Challenge:
Could you revise the items below by replacing "DAY ON-CAMPUS" with "DAYTIME ON-CAMPUS" and leaving every other line as it is? Omit the pictures from your version.

Layout dataset items:
▬▬▬▬▬▬▬▬▬▬

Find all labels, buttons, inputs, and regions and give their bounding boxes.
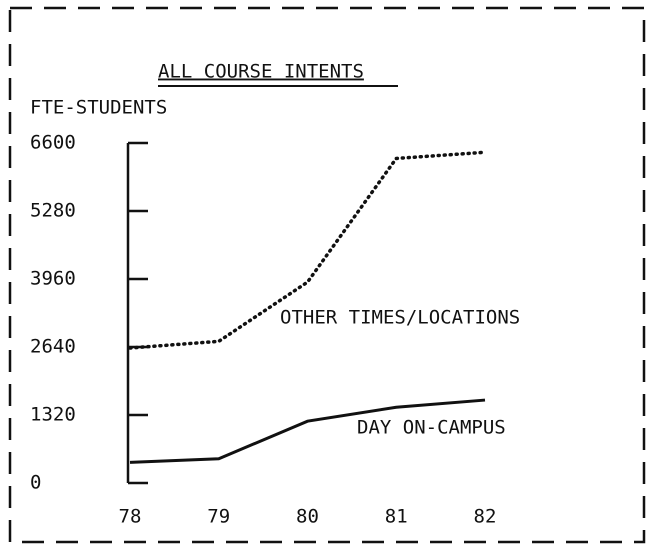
y-tick-label: 3960 — [30, 268, 76, 290]
x-tick-label: 79 — [207, 506, 230, 528]
dashed-frame — [8, 6, 646, 544]
x-tick-label: 81 — [385, 506, 408, 528]
x-tick-label: 80 — [296, 506, 319, 528]
chart-title: ALL COURSE INTENTS — [158, 61, 364, 83]
y-tick-label: 0 — [30, 472, 41, 494]
y-tick-label: 1320 — [30, 404, 76, 426]
y-axis-label: FTE-STUDENTS — [30, 97, 167, 119]
series-label: DAY ON-CAMPUS — [357, 417, 506, 439]
y-tick-label: 6600 — [30, 132, 76, 154]
y-tick-label: 2640 — [30, 336, 76, 358]
series-line — [128, 150, 487, 350]
y-tick-label: 5280 — [30, 200, 76, 222]
series-line — [129, 398, 486, 464]
x-tick-label: 78 — [119, 506, 142, 528]
series-label: OTHER TIMES/LOCATIONS — [280, 307, 520, 329]
x-tick-label: 82 — [474, 506, 497, 528]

▬▬▬▬▬▬▬▬▬▬

Answer in full:
Find all labels, buttons, inputs, and regions and give their bounding boxes.
y-tick-label: 3960 — [30, 268, 76, 290]
x-tick-label: 79 — [207, 506, 230, 528]
dashed-frame — [8, 6, 646, 544]
x-tick-label: 81 — [385, 506, 408, 528]
x-tick-label: 80 — [296, 506, 319, 528]
chart-title: ALL COURSE INTENTS — [158, 61, 364, 83]
y-tick-label: 0 — [30, 472, 41, 494]
y-tick-label: 1320 — [30, 404, 76, 426]
y-axis-label: FTE-STUDENTS — [30, 97, 167, 119]
series-label: DAYTIME ON-CAMPUS — [357, 417, 506, 439]
y-tick-label: 6600 — [30, 132, 76, 154]
y-tick-label: 2640 — [30, 336, 76, 358]
series-line — [128, 150, 487, 350]
y-tick-label: 5280 — [30, 200, 76, 222]
series-line — [129, 398, 486, 464]
x-tick-label: 78 — [119, 506, 142, 528]
series-label: OTHER TIMES/LOCATIONS — [280, 307, 520, 329]
x-tick-label: 82 — [474, 506, 497, 528]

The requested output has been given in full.